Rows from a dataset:
#####
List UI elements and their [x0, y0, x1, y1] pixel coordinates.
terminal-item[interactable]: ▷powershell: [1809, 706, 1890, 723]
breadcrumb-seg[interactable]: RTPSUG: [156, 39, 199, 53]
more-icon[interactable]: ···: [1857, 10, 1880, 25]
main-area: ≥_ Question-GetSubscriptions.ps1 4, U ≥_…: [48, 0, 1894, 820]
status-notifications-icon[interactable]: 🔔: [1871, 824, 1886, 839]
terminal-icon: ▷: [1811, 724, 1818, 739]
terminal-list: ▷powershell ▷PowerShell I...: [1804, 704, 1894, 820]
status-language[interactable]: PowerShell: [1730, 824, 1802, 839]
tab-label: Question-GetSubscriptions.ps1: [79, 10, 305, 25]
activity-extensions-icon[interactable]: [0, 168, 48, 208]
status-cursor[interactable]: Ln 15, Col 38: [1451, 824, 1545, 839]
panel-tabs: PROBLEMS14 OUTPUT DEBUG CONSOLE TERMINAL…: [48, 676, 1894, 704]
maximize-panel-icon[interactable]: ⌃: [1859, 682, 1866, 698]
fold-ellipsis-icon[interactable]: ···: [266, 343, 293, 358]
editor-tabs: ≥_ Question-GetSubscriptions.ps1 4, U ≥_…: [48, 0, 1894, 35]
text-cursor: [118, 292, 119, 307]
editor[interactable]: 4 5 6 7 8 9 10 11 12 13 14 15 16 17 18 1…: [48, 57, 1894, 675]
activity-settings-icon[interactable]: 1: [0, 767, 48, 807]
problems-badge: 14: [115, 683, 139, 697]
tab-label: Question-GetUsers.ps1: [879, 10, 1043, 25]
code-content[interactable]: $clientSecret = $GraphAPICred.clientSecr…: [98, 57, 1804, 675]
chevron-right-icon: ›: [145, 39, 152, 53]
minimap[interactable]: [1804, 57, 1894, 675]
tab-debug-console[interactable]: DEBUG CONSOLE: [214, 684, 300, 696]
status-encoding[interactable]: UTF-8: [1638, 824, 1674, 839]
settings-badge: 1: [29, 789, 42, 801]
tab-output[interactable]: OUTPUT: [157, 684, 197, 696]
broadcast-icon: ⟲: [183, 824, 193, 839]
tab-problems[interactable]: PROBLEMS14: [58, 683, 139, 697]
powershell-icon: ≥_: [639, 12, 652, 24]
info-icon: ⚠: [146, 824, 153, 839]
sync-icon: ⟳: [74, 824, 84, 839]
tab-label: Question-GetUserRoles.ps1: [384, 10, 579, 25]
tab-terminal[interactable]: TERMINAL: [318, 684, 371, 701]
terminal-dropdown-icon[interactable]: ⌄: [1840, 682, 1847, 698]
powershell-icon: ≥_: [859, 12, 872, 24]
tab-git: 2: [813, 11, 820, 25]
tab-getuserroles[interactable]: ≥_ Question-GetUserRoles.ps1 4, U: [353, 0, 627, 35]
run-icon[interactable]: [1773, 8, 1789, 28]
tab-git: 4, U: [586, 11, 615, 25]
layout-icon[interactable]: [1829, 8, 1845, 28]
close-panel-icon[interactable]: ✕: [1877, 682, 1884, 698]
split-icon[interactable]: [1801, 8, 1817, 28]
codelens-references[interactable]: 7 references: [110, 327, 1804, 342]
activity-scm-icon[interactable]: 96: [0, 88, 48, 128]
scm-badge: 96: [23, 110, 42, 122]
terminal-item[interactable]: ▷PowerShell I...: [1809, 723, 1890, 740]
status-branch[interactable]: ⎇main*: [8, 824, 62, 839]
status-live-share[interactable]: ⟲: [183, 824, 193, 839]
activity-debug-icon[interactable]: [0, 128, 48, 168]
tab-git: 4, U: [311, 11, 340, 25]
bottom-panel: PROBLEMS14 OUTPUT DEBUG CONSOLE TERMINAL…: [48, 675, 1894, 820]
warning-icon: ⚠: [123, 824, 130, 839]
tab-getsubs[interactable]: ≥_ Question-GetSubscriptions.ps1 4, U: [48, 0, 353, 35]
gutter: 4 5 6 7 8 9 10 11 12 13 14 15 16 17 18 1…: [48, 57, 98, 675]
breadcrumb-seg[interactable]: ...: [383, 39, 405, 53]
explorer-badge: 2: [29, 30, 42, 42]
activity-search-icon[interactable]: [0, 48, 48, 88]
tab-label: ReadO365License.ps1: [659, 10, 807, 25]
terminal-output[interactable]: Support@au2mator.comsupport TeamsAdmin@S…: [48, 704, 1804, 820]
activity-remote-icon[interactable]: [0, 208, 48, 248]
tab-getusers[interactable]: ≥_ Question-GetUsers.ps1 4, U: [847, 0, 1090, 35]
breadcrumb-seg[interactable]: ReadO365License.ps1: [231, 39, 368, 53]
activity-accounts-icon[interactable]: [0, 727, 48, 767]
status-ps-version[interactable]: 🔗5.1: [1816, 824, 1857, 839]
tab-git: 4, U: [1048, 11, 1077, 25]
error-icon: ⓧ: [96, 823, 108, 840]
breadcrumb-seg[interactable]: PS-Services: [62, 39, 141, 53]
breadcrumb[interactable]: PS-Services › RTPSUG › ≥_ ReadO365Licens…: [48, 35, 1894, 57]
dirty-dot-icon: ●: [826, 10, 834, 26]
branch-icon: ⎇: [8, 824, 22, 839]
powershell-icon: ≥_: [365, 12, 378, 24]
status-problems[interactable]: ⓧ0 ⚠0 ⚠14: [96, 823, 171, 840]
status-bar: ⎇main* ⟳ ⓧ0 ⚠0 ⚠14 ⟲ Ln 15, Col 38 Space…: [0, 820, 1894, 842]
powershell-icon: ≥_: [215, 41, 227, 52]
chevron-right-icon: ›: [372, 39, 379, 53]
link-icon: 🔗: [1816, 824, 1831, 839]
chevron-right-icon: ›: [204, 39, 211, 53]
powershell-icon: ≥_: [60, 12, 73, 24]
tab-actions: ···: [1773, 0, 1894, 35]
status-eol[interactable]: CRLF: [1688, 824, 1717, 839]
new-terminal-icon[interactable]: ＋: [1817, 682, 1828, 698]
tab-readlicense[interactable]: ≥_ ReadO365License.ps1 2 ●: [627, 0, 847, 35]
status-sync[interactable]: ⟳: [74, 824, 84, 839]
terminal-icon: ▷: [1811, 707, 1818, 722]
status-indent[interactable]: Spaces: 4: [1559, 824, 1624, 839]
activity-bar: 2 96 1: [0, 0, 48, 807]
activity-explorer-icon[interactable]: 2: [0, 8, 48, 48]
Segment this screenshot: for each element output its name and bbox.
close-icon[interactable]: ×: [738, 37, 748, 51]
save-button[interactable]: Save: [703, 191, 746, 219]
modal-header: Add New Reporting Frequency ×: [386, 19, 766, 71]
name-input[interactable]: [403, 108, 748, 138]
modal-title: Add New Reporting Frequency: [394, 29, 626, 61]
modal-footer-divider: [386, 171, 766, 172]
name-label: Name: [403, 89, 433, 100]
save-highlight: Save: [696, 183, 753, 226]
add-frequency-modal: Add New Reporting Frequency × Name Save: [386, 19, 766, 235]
#####
Job ->
Express the data above as a JSON list of strings, with one string per line and no blank lines.

Written solution ->
[
  "List UI elements and their [x0, y0, x1, y1] pixel coordinates.",
  "terminal-item[interactable]: ▷powershell: [1809, 706, 1890, 723]",
  "breadcrumb-seg[interactable]: RTPSUG: [156, 39, 199, 53]",
  "more-icon[interactable]: ···: [1857, 10, 1880, 25]",
  "main-area: ≥_ Question-GetSubscriptions.ps1 4, U ≥_…: [48, 0, 1894, 820]",
  "status-notifications-icon[interactable]: 🔔: [1871, 824, 1886, 839]",
  "terminal-icon: ▷: [1811, 724, 1818, 739]",
  "terminal-list: ▷powershell ▷PowerShell I...: [1804, 704, 1894, 820]",
  "status-language[interactable]: PowerShell: [1730, 824, 1802, 839]",
  "tab-label: Question-GetSubscriptions.ps1: [79, 10, 305, 25]",
  "activity-extensions-icon[interactable]: [0, 168, 48, 208]",
  "status-cursor[interactable]: Ln 15, Col 38: [1451, 824, 1545, 839]",
  "panel-tabs: PROBLEMS14 OUTPUT DEBUG CONSOLE TERMINAL…: [48, 676, 1894, 704]",
  "maximize-panel-icon[interactable]: ⌃: [1859, 682, 1866, 698]",
  "fold-ellipsis-icon[interactable]: ···: [266, 343, 293, 358]",
  "editor-tabs: ≥_ Question-GetSubscriptions.ps1 4, U ≥_…: [48, 0, 1894, 35]",
  "text-cursor: [118, 292, 119, 307]",
  "editor[interactable]: 4 5 6 7 8 9 10 11 12 13 14 15 16 17 18 1…: [48, 57, 1894, 675]",
  "activity-settings-icon[interactable]: 1: [0, 767, 48, 807]",
  "problems-badge: 14: [115, 683, 139, 697]",
  "tab-label: Question-GetUsers.ps1: [879, 10, 1043, 25]",
  "code-content[interactable]: $clientSecret = $GraphAPICred.clientSecr…: [98, 57, 1804, 675]",
  "chevron-right-icon: ›: [145, 39, 152, 53]",
  "minimap[interactable]: [1804, 57, 1894, 675]",
  "tab-debug-console[interactable]: DEBUG CONSOLE: [214, 684, 300, 696]",
  "status-encoding[interactable]: UTF-8: [1638, 824, 1674, 839]",
  "settings-badge: 1: [29, 789, 42, 801]",
  "tab-output[interactable]: OUTPUT: [157, 684, 197, 696]",
  "broadcast-icon: ⟲: [183, 824, 193, 839]",
  "tab-problems[interactable]: PROBLEMS14: [58, 683, 139, 697]",
  "powershell-icon: ≥_: [639, 12, 652, 24]",
  "info-icon: ⚠: [146, 824, 153, 839]",
  "sync-icon: ⟳: [74, 824, 84, 839]",
  "tab-label: Question-GetUserRoles.ps1: [384, 10, 579, 25]",
  "tab-terminal[interactable]: TERMINAL: [318, 684, 371, 701]",
  "terminal-dropdown-icon[interactable]: ⌄: [1840, 682, 1847, 698]",
  "powershell-icon: ≥_: [859, 12, 872, 24]",
  "tab-git: 2: [813, 11, 820, 25]",
  "tab-getuserroles[interactable]: ≥_ Question-GetUserRoles.ps1 4, U: [353, 0, 627, 35]",
  "run-icon[interactable]: [1773, 8, 1789, 28]",
  "tab-git: 4, U: [586, 11, 615, 25]",
  "layout-icon[interactable]: [1829, 8, 1845, 28]",
  "close-panel-icon[interactable]: ✕: [1877, 682, 1884, 698]",
  "split-icon[interactable]: [1801, 8, 1817, 28]",
  "codelens-references[interactable]: 7 references: [110, 327, 1804, 342]",
  "activity-scm-icon[interactable]: 96: [0, 88, 48, 128]",
  "scm-badge: 96: [23, 110, 42, 122]",
  "terminal-item[interactable]: ▷PowerShell I...: [1809, 723, 1890, 740]",
  "status-branch[interactable]: ⎇main*: [8, 824, 62, 839]",
  "status-live-share[interactable]: ⟲: [183, 824, 193, 839]",
  "activity-debug-icon[interactable]: [0, 128, 48, 168]",
  "tab-git: 4, U: [311, 11, 340, 25]",
  "bottom-panel: PROBLEMS14 OUTPUT DEBUG CONSOLE TERMINAL…: [48, 675, 1894, 820]",
  "warning-icon: ⚠: [123, 824, 130, 839]",
  "tab-getsubs[interactable]: ≥_ Question-GetSubscriptions.ps1 4, U: [48, 0, 353, 35]",
  "gutter: 4 5 6 7 8 9 10 11 12 13 14 15 16 17 18 1…: [48, 57, 98, 675]",
  "breadcrumb-seg[interactable]: ...: [383, 39, 405, 53]",
  "explorer-badge: 2: [29, 30, 42, 42]",
  "activity-search-icon[interactable]: [0, 48, 48, 88]",
  "tab-label: ReadO365License.ps1: [659, 10, 807, 25]",
  "terminal-output[interactable]: Support@au2mator.comsupport TeamsAdmin@S…: [48, 704, 1804, 820]",
  "activity-remote-icon[interactable]: [0, 208, 48, 248]",
  "tab-getusers[interactable]: ≥_ Question-GetUsers.ps1 4, U: [847, 0, 1090, 35]",
  "breadcrumb-seg[interactable]: ReadO365License.ps1: [231, 39, 368, 53]",
  "activity-accounts-icon[interactable]: [0, 727, 48, 767]",
  "status-ps-version[interactable]: 🔗5.1: [1816, 824, 1857, 839]",
  "tab-git: 4, U: [1048, 11, 1077, 25]",
  "error-icon: ⓧ: [96, 823, 108, 840]",
  "breadcrumb-seg[interactable]: PS-Services: [62, 39, 141, 53]",
  "breadcrumb[interactable]: PS-Services › RTPSUG › ≥_ ReadO365Licens…: [48, 35, 1894, 57]",
  "dirty-dot-icon: ●: [826, 10, 834, 26]",
  "branch-icon: ⎇: [8, 824, 22, 839]",
  "powershell-icon: ≥_: [365, 12, 378, 24]",
  "status-problems[interactable]: ⓧ0 ⚠0 ⚠14: [96, 823, 171, 840]",
  "status-bar: ⎇main* ⟳ ⓧ0 ⚠0 ⚠14 ⟲ Ln 15, Col 38 Space…: [0, 820, 1894, 842]",
  "powershell-icon: ≥_: [215, 41, 227, 52]",
  "chevron-right-icon: ›: [372, 39, 379, 53]",
  "link-icon: 🔗: [1816, 824, 1831, 839]",
  "chevron-right-icon: ›: [204, 39, 211, 53]",
  "powershell-icon: ≥_: [60, 12, 73, 24]",
  "tab-actions: ···: [1773, 0, 1894, 35]",
  "status-eol[interactable]: CRLF: [1688, 824, 1717, 839]",
  "new-terminal-icon[interactable]: ＋: [1817, 682, 1828, 698]",
  "tab-readlicense[interactable]: ≥_ ReadO365License.ps1 2 ●: [627, 0, 847, 35]",
  "status-sync[interactable]: ⟳: [74, 824, 84, 839]",
  "terminal-icon: ▷: [1811, 707, 1818, 722]",
  "status-indent[interactable]: Spaces: 4: [1559, 824, 1624, 839]",
  "activity-bar: 2 96 1: [0, 0, 48, 807]",
  "activity-explorer-icon[interactable]: 2: [0, 8, 48, 48]",
  "Segment this screenshot: for each element output its name and bbox.",
  "close-icon[interactable]: ×: [738, 37, 748, 51]",
  "save-button[interactable]: Save: [703, 191, 746, 219]",
  "modal-header: Add New Reporting Frequency ×: [386, 19, 766, 71]",
  "name-input[interactable]: [403, 108, 748, 138]",
  "modal-title: Add New Reporting Frequency: [394, 29, 626, 61]",
  "modal-footer-divider: [386, 171, 766, 172]",
  "name-label: Name: [403, 89, 433, 100]",
  "save-highlight: Save: [696, 183, 753, 226]",
  "add-frequency-modal: Add New Reporting Frequency × Name Save: [386, 19, 766, 235]"
]